:: GIVEN PROBLEM ::
Each entry below is to be written out exactly, and the pictures are to be left out.

Structured figure records:

::::::

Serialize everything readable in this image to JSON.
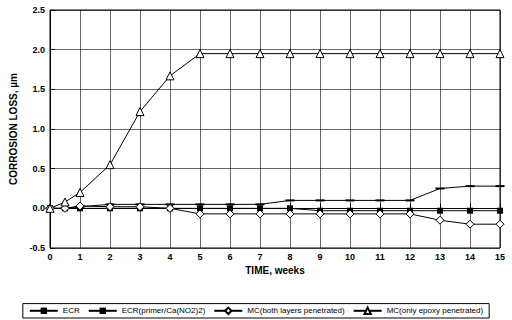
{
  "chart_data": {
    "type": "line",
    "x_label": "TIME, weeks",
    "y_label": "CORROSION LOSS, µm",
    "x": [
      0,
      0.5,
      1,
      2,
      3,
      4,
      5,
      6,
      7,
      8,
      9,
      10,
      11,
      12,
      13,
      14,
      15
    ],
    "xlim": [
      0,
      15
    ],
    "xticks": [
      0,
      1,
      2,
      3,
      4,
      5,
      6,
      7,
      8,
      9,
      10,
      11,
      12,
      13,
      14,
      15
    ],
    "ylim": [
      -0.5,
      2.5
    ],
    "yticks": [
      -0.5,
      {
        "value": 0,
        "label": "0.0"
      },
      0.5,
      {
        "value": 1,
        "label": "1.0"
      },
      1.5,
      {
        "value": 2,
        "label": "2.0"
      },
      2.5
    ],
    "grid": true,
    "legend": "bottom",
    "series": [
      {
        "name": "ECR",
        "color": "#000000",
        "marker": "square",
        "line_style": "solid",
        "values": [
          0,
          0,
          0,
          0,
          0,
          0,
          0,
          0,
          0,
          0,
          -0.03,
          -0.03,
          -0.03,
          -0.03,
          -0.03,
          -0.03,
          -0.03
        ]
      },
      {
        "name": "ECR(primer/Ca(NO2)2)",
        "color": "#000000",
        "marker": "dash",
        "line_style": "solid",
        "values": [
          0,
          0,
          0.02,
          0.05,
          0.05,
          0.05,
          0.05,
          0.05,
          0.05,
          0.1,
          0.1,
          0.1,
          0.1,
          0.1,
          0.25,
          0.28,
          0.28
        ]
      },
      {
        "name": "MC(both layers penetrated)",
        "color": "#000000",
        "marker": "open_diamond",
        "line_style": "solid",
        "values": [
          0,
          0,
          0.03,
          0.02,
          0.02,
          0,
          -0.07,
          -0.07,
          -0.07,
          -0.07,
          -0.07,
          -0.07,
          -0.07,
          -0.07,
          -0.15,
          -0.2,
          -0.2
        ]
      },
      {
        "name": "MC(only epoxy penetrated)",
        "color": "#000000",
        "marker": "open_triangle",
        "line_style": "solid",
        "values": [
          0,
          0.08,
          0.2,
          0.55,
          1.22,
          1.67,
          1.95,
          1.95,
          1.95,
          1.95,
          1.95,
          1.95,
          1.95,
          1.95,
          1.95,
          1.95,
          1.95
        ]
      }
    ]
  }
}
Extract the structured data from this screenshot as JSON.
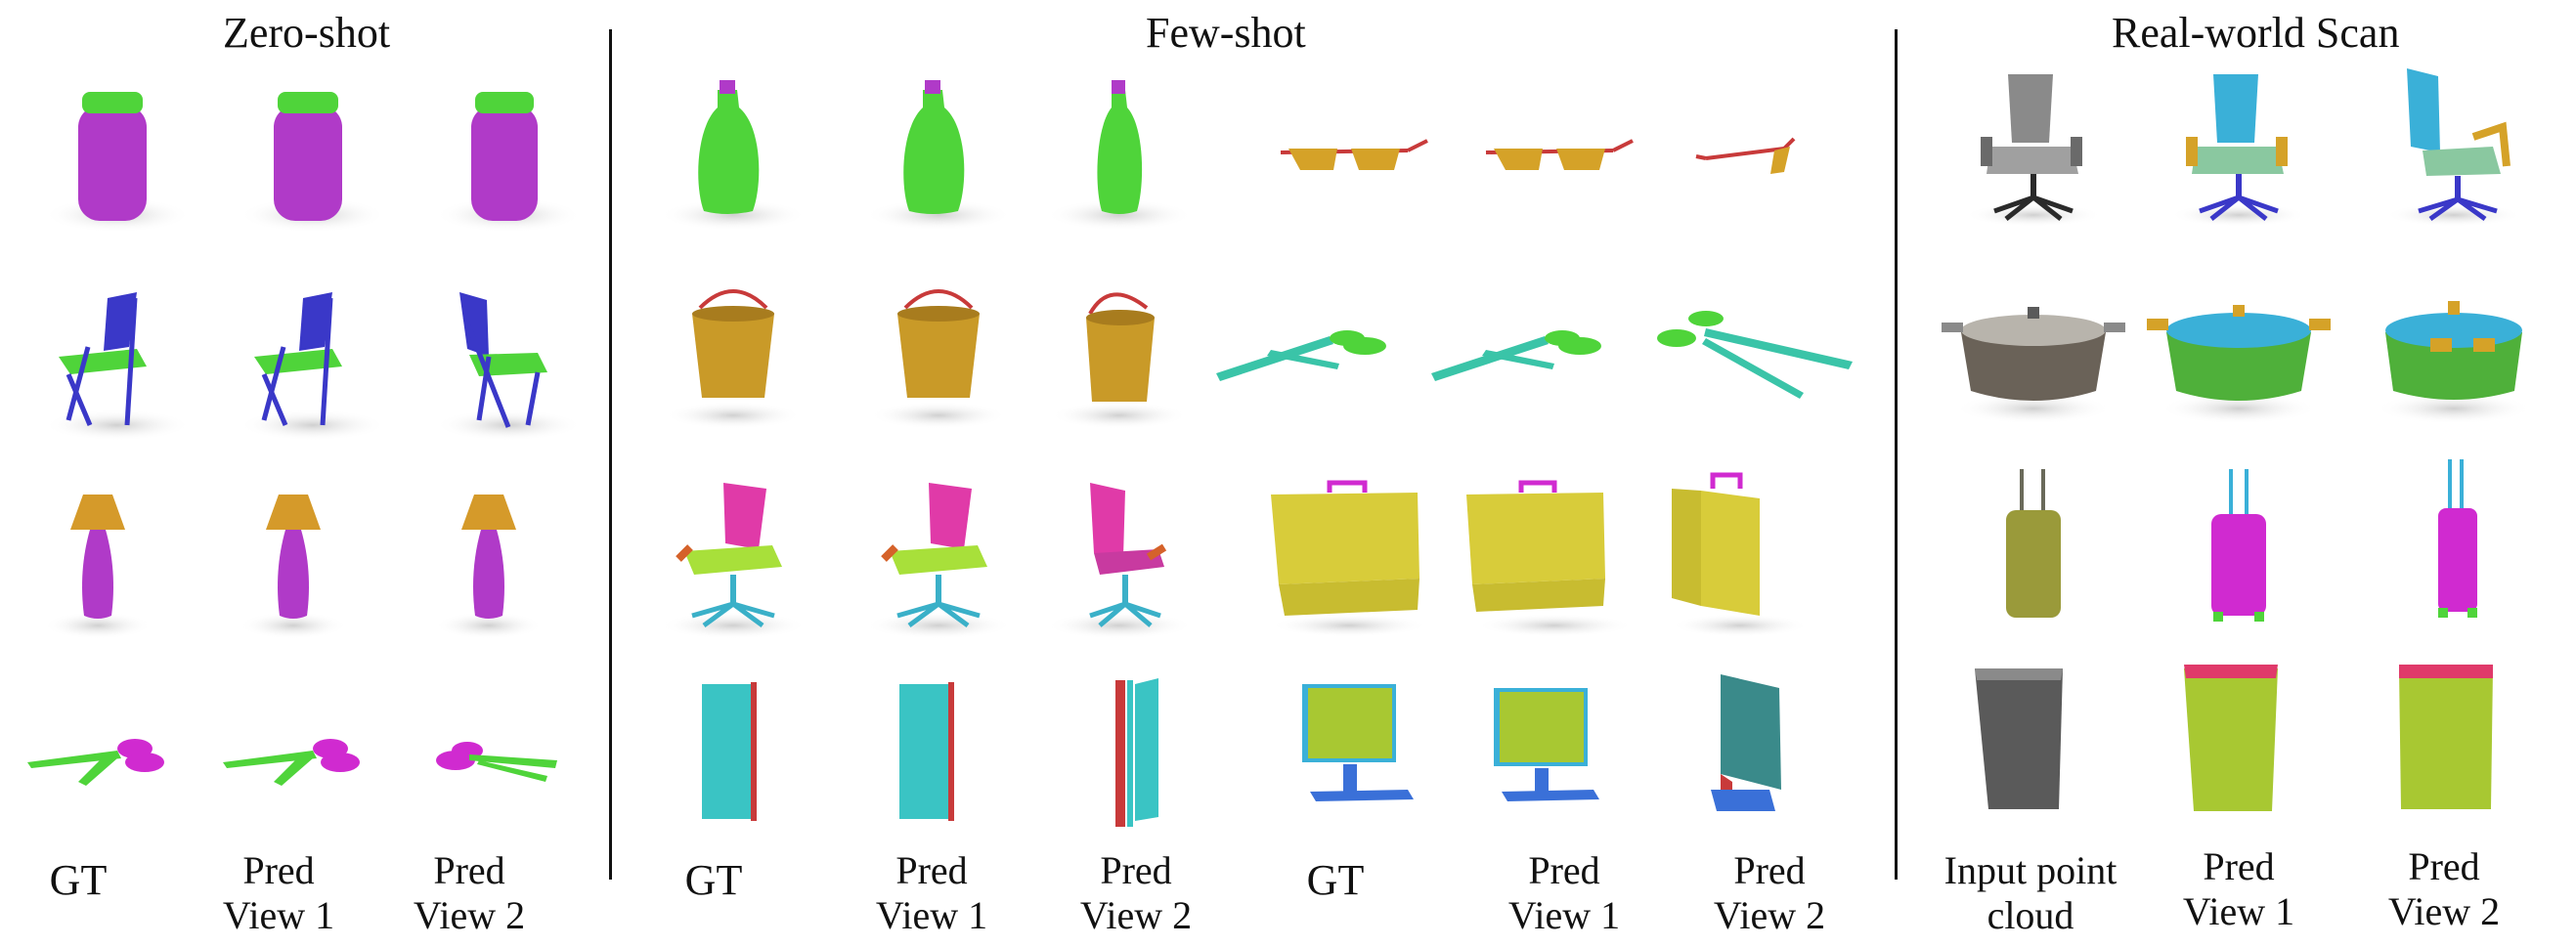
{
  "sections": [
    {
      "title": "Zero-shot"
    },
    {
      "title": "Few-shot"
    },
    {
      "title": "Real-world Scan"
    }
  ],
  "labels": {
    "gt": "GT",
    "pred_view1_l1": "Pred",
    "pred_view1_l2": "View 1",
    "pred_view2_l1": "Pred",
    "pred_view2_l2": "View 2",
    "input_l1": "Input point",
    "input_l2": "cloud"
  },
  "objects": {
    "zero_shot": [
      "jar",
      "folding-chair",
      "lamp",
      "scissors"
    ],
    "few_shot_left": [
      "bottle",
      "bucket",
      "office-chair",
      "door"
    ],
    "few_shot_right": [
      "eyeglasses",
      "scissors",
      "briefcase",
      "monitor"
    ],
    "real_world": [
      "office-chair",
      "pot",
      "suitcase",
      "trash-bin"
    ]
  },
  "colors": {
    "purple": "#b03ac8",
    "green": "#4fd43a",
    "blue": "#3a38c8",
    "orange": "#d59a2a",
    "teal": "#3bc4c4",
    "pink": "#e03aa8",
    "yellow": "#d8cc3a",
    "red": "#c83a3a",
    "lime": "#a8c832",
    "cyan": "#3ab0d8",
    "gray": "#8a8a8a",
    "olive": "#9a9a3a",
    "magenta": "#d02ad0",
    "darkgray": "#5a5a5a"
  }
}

::::::

:: OUTPUT BELOW ::
Serialize everything readable in this image to JSON.
{
  "chart_data": {
    "type": "line",
    "x_label": "TIME, weeks",
    "y_label": "CORROSION LOSS, µm",
    "x": [
      0,
      0.5,
      1,
      2,
      3,
      4,
      5,
      6,
      7,
      8,
      9,
      10,
      11,
      12,
      13,
      14,
      15
    ],
    "xlim": [
      0,
      15
    ],
    "xticks": [
      0,
      1,
      2,
      3,
      4,
      5,
      6,
      7,
      8,
      9,
      10,
      11,
      12,
      13,
      14,
      15
    ],
    "ylim": [
      -0.5,
      2.5
    ],
    "yticks": [
      -0.5,
      {
        "value": 0,
        "label": "0.0"
      },
      0.5,
      {
        "value": 1,
        "label": "1.0"
      },
      1.5,
      {
        "value": 2,
        "label": "2.0"
      },
      2.5
    ],
    "grid": true,
    "legend": "bottom",
    "series": [
      {
        "name": "ECR",
        "color": "#000000",
        "marker": "square",
        "line_style": "solid",
        "values": [
          0,
          0,
          0,
          0,
          0,
          0,
          0,
          0,
          0,
          0,
          -0.03,
          -0.03,
          -0.03,
          -0.03,
          -0.03,
          -0.03,
          -0.03
        ]
      },
      {
        "name": "ECR(primer/Ca(NO2)2)",
        "color": "#000000",
        "marker": "dash",
        "line_style": "solid",
        "values": [
          0,
          0,
          0.02,
          0.05,
          0.05,
          0.05,
          0.05,
          0.05,
          0.05,
          0.1,
          0.1,
          0.1,
          0.1,
          0.1,
          0.25,
          0.28,
          0.28
        ]
      },
      {
        "name": "MC(both layers penetrated)",
        "color": "#000000",
        "marker": "open_diamond",
        "line_style": "solid",
        "values": [
          0,
          0,
          0.03,
          0.02,
          0.02,
          0,
          -0.07,
          -0.07,
          -0.07,
          -0.07,
          -0.07,
          -0.07,
          -0.07,
          -0.07,
          -0.15,
          -0.2,
          -0.2
        ]
      },
      {
        "name": "MC(only epoxy penetrated)",
        "color": "#000000",
        "marker": "open_triangle",
        "line_style": "solid",
        "values": [
          0,
          0.08,
          0.2,
          0.55,
          1.22,
          1.67,
          1.95,
          1.95,
          1.95,
          1.95,
          1.95,
          1.95,
          1.95,
          1.95,
          1.95,
          1.95,
          1.95
        ]
      }
    ]
  }
}
Extract the structured data from this screenshot as JSON.
{
  "sections": [
    {
      "title": "Zero-shot"
    },
    {
      "title": "Few-shot"
    },
    {
      "title": "Real-world Scan"
    }
  ],
  "labels": {
    "gt": "GT",
    "pred_view1_l1": "Pred",
    "pred_view1_l2": "View 1",
    "pred_view2_l1": "Pred",
    "pred_view2_l2": "View 2",
    "input_l1": "Input point",
    "input_l2": "cloud"
  },
  "objects": {
    "zero_shot": [
      "jar",
      "folding-chair",
      "lamp",
      "scissors"
    ],
    "few_shot_left": [
      "bottle",
      "bucket",
      "office-chair",
      "door"
    ],
    "few_shot_right": [
      "eyeglasses",
      "scissors",
      "briefcase",
      "monitor"
    ],
    "real_world": [
      "office-chair",
      "pot",
      "suitcase",
      "trash-bin"
    ]
  },
  "colors": {
    "purple": "#b03ac8",
    "green": "#4fd43a",
    "blue": "#3a38c8",
    "orange": "#d59a2a",
    "teal": "#3bc4c4",
    "pink": "#e03aa8",
    "yellow": "#d8cc3a",
    "red": "#c83a3a",
    "lime": "#a8c832",
    "cyan": "#3ab0d8",
    "gray": "#8a8a8a",
    "olive": "#9a9a3a",
    "magenta": "#d02ad0",
    "darkgray": "#5a5a5a"
  }
}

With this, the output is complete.